(Data extracted from a collection)

************

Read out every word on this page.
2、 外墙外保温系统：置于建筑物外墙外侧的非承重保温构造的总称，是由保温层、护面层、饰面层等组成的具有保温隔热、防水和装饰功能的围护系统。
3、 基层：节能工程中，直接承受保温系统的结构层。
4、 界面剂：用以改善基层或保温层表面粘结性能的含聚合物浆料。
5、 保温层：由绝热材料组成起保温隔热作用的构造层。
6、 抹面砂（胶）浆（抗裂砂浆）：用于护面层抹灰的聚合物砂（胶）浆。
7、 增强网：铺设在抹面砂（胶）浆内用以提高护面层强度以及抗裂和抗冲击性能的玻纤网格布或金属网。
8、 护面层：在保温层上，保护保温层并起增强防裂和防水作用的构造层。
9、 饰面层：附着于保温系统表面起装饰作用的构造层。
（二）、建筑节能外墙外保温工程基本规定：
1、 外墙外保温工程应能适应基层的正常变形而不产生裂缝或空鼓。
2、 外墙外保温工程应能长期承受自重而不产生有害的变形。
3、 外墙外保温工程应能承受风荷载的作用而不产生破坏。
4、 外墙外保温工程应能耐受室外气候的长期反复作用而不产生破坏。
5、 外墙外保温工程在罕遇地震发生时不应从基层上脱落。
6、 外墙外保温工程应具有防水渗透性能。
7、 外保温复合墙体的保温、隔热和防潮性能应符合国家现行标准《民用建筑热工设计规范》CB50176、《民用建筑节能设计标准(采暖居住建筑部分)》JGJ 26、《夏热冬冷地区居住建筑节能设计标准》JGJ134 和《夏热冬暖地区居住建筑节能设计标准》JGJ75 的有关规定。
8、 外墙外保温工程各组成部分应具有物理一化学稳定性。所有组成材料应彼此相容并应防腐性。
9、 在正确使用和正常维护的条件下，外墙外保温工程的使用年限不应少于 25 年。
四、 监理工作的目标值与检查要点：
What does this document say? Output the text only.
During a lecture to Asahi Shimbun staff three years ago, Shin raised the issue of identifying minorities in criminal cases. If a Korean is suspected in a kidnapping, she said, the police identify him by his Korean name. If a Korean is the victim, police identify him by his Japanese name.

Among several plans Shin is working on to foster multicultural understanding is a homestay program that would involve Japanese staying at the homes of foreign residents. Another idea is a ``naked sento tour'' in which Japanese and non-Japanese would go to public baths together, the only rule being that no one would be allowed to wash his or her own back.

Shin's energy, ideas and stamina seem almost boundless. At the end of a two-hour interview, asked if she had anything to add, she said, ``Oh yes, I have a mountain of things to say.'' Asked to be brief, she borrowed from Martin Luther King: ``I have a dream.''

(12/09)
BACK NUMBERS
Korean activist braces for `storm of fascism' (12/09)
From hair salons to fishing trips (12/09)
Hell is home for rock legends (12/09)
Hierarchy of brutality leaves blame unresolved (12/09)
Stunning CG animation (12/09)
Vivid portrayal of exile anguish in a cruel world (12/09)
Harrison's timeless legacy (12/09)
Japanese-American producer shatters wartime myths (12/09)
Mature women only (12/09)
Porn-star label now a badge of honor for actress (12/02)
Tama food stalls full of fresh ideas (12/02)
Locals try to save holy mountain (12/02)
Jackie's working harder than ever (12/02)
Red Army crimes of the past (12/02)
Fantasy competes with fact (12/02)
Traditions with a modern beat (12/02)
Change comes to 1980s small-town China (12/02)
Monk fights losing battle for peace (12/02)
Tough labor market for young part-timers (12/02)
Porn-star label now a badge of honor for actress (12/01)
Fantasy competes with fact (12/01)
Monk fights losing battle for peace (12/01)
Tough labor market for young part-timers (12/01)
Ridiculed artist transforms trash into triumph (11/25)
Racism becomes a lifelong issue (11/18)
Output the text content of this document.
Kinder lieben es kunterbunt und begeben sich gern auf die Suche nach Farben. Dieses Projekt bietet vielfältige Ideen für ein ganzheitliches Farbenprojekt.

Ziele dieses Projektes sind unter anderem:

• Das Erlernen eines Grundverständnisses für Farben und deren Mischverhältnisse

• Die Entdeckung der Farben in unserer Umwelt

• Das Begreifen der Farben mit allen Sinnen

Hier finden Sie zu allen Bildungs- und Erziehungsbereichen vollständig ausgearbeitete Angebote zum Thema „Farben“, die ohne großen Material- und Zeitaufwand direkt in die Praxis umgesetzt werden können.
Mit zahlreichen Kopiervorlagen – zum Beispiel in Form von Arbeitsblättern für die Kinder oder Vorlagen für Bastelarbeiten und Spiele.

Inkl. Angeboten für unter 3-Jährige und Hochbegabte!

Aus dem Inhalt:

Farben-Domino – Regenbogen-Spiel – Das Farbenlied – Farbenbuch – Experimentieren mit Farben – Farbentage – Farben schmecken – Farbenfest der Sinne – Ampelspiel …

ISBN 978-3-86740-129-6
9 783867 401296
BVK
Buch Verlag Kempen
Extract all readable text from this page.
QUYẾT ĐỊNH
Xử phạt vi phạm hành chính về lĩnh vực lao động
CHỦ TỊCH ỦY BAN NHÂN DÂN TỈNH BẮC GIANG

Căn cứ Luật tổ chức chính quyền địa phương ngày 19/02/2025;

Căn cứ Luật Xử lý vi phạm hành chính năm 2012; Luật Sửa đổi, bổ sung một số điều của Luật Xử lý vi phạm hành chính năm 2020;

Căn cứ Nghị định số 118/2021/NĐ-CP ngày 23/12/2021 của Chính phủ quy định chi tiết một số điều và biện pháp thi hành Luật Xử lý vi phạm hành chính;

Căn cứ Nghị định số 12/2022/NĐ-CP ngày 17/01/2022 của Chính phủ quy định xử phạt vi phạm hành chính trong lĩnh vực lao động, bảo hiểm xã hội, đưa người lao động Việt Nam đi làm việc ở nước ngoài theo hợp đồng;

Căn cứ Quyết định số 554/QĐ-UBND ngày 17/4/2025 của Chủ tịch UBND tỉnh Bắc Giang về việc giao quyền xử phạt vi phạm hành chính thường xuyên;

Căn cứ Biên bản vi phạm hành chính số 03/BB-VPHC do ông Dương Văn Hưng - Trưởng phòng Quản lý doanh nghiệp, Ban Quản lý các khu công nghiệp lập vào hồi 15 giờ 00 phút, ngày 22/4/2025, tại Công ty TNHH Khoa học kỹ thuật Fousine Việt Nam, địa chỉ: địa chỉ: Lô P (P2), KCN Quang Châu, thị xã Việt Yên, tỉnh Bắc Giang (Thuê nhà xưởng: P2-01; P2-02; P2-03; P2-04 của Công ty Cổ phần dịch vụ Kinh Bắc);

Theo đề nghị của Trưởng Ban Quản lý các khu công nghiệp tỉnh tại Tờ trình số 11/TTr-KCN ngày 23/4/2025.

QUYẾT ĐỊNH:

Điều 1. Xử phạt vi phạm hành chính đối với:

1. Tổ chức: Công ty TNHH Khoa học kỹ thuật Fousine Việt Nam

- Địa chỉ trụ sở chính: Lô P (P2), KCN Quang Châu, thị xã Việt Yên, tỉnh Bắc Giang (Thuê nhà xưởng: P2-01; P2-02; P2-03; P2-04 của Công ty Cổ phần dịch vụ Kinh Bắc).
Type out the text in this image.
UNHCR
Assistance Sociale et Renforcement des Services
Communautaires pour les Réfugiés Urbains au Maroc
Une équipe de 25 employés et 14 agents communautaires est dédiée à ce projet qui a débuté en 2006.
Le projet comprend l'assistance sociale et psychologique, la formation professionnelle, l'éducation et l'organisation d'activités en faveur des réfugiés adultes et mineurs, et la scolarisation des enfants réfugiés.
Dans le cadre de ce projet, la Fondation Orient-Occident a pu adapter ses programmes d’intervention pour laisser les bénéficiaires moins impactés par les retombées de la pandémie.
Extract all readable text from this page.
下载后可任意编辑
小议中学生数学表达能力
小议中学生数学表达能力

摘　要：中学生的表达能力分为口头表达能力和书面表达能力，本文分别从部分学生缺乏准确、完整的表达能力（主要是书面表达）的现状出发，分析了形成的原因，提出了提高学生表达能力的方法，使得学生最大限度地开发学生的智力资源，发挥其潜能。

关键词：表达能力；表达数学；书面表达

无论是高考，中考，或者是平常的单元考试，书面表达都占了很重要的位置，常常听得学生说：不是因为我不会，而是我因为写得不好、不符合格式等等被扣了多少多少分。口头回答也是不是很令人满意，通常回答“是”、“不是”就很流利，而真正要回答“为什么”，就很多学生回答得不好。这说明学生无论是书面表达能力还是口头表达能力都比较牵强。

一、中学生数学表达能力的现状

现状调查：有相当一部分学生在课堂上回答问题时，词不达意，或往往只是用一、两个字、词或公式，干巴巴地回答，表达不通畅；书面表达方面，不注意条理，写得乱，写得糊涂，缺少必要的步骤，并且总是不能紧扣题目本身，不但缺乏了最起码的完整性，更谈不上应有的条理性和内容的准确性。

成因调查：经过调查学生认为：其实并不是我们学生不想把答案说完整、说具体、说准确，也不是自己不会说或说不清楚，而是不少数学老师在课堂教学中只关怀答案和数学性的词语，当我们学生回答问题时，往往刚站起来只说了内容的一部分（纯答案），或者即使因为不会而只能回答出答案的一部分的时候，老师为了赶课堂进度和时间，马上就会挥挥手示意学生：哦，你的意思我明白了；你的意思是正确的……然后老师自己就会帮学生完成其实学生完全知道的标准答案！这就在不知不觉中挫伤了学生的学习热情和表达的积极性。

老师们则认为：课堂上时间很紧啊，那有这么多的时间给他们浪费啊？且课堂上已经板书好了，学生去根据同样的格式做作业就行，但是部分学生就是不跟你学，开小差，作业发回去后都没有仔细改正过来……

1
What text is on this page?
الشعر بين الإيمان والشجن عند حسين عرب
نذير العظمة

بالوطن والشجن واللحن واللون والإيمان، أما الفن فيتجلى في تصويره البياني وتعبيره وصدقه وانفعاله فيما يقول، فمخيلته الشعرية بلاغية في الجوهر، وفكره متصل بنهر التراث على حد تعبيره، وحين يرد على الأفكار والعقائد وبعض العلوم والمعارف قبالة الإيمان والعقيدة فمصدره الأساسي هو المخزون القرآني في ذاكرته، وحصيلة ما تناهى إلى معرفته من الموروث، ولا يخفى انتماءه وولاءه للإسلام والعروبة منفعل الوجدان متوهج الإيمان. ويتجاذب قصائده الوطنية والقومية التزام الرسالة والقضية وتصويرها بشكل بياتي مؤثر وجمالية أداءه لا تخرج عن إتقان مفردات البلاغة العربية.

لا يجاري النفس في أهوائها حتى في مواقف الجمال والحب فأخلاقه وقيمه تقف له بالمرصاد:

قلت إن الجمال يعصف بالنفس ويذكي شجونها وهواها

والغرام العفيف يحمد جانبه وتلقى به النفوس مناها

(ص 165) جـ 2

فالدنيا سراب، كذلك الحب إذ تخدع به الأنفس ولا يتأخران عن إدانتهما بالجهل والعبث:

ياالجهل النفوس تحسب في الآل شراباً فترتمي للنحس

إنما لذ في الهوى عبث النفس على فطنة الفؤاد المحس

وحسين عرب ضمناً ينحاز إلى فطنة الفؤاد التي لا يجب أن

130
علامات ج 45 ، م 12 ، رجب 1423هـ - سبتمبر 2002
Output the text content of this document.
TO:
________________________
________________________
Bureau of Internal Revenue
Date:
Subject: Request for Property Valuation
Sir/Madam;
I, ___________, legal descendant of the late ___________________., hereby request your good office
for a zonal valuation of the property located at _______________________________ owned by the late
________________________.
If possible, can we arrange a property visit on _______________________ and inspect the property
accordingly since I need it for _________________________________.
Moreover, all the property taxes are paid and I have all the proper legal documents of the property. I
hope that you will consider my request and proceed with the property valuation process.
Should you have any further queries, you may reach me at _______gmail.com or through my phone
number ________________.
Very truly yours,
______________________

************

Compute how many lines include the string "động", then give that number by itself.

- **WORKED SOLUTION**:
2